## PAGE EXTRACT
* Start *

Gotta love these GA16s. Yes they are slow, but they are very gutsy! My 93 Sentra has 159K on it, and stand next to it when it idles.... it sounds ridiculously quiet. The only stupid thing that has happened to me was a huge part of the exhaust snapped and fell off while I was driving down the street. I have since gotten it replaced. Water pump replaced, both front axles replaced. Front main seal leaks a few drops here and there. But she starts up happily every time. 

I last had an '87 Sentra 1.6 (dont know engine model number). She retired at 170K when she was hit by a truck on I-95  She was still running strong. My sister's Pulsar, same year with the same engine, was even better. My old Sentra's auto tranny was on its way out. The Pulsar's engine and tranny were still running very strong. My mother also had an '87 Sentra and she got over 300K out of the motor and tranny. 

Everyone touts the Civic and Corollas, but Sentras stand up to them and probably out-do many of them in terms of reliabilty. These are all great little cars, but the Sentras never seem to get the respect they deserve for exceptional reliability. I hope the QG18 can continue Nissan's trend of building highly reliable small 4-cyl enignes!


----------



## Nismo1997 (Dec 26, 2003)

I used to put alot of milage on my car, but sence Im selling it I cut back my traveling in the Sentra a huge amount. As we speak(type) Im at 143800 and runs like a champ :thumbup: 

I dont wanna let go


----------



## packerfan3001 (Dec 11, 2004)

266,532 miles, just replaced cv's at 266,000 miles, and originally trans, only thing kinmda major that has gone were the cv's


----------



## I'm tired of my usernamee (Feb 16, 2004)

woooooo, this thread was revived after almost a year!!!! But to keep this pointless thing going i have 204,xxx mi. with a new motor and tranny sitting in my garage


----------



## joeli16 (Nov 19, 2004)

It's the fun on this forum.Don't need to say it's "pointless" when others enjoy talking about how reliable their cars are.
My 92 Sentra got 149,6XXmiles,going on 150k within a month.I am the third owner of it and all of us(as I know from the record)this car has been babe since it's born.Change both front axles two months ago and got a pair of new front tires last month.I have driven on this car to many national parks.It's still running like a champ expect those tie rods need to be replaced...

* End *

## DATA SHOWN

* Start *

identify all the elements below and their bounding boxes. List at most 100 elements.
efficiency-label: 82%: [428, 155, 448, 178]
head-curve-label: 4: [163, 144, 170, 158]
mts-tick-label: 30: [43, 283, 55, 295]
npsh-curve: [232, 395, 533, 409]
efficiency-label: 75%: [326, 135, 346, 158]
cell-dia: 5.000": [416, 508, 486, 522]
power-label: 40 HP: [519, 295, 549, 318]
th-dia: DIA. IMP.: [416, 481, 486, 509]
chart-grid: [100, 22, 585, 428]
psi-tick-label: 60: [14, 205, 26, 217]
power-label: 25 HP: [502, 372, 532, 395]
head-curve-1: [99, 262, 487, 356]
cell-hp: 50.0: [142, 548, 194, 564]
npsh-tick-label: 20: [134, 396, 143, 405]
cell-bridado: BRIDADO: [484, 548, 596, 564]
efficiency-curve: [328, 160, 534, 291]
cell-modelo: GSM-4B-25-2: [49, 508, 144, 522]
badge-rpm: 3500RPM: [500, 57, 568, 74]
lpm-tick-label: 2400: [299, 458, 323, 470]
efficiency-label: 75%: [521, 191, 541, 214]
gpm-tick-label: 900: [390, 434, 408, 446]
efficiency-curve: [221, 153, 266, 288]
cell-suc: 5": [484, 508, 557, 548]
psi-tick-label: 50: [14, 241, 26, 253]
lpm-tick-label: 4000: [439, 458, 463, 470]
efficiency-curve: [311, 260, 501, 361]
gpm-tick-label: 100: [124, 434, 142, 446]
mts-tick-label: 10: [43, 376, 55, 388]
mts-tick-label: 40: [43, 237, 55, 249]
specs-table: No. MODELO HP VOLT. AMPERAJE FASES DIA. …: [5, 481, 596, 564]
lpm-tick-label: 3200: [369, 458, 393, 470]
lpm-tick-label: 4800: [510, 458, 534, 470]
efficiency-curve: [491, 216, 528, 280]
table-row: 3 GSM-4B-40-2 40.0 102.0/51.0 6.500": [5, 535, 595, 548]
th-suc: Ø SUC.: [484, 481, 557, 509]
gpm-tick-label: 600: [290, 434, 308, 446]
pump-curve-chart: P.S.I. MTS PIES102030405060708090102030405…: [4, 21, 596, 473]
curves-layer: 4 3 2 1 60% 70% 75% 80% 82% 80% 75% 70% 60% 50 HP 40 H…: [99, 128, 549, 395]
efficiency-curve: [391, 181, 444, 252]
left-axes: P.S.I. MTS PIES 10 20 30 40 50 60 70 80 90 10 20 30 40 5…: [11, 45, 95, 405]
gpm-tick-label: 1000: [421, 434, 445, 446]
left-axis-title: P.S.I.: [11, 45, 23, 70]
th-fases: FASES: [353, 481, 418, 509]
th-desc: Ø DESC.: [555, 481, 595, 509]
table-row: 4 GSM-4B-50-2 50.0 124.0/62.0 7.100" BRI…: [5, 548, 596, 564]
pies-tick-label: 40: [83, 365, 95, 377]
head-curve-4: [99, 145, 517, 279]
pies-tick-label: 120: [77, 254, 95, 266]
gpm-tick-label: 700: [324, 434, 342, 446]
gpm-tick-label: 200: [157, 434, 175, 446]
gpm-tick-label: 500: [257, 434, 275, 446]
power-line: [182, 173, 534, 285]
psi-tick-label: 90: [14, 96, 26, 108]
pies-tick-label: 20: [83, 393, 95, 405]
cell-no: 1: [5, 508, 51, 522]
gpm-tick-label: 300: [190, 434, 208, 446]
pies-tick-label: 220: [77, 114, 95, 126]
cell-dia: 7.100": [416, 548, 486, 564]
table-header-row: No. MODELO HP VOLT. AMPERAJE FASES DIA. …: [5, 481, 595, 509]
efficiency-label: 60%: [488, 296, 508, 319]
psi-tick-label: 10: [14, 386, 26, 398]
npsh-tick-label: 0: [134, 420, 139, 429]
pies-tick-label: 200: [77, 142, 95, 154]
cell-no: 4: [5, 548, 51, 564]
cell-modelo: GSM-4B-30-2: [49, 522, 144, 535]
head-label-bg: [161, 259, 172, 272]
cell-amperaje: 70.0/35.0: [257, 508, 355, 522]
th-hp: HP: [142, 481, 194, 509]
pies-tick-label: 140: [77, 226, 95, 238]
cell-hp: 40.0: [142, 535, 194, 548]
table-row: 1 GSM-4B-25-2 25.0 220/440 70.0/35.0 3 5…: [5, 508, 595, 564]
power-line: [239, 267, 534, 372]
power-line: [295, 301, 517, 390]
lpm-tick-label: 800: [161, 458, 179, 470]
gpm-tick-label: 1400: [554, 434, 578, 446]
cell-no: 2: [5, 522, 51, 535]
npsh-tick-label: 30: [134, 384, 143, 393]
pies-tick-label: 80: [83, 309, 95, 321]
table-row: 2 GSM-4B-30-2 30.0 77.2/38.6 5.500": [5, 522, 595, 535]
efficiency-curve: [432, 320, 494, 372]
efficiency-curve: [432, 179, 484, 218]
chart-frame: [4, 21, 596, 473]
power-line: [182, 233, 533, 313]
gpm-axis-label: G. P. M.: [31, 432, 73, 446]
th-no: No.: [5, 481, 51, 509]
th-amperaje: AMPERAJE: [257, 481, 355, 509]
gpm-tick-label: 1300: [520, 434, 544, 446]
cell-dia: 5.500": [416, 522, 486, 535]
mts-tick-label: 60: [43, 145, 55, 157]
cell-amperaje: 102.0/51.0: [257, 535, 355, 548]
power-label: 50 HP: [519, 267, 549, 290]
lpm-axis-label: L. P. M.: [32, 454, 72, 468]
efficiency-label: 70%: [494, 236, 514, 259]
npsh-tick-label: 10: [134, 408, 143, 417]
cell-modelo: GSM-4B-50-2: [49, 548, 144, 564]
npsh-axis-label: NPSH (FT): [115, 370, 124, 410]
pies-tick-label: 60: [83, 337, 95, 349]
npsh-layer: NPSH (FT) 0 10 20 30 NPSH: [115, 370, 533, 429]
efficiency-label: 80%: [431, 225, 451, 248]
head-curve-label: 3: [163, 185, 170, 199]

* End *

## PROBLEMS AND TASKS
(1) From the headers in the Sentra forum thread, list every username shown.
(2) Write the next part of the Sentra forum thread, picking up right after its last sentence.
You won't need the lines for this.

## RESULTS OF THE EXERCISE
(1) Nismo1997, packerfan3001, I'm tired of my usernamee, joeli16

(2)
----------



## WRXrob (Jun 4, 2003)

167K today. New clutch.


----------



## NotAnotherHonda (Aug 7, 2003)

i have just about 150 k on mine...replacing the head in a few days though


----------



## cwruck05 (Jul 9, 2004)

Running 147k right now, bought it at 107k in June 2004. :thumbup:


----------



## Neva2wicked (Sep 13, 2003)

cwruck05 said:


> Running 147k right now, bought it at 107k in June 2004. :thumbup:


Just hit 196K today after running between NJ and Waldorf, MD 5 times yesterday to help a buddy of mine move up this way.

The GA may be a 'kid' compared to the SR but it'll definitely take alot to wear that motor out. Out of all the cars I've had (all V6s), this one seems to take the abuse of a 'lead foot' and hwy spurts like a champ. Not bad for a lil 4 banger


----------



## WaLdo98 (Apr 30, 2002)

I had 183k miles on my 93 Sentra before we donated it to the Red Cross 1 year ago.


----------



## Nuskool (Jan 5, 2004)

170,000..... and still running


----------



## a_d_y_a (Feb 25, 2005)

153053 miles not KM for me


----------



## WRXrob (Jun 4, 2003)

bump. just hit 220,000 miles.


----------



## dave_f (Dec 11, 2002)

just crossed the 200,000K mark in september.... I recently upped the boost to 15 psi

-dave




dave_f said:


> I have about 185,000 miles on the ticker ... I put the turbo on at 175,00.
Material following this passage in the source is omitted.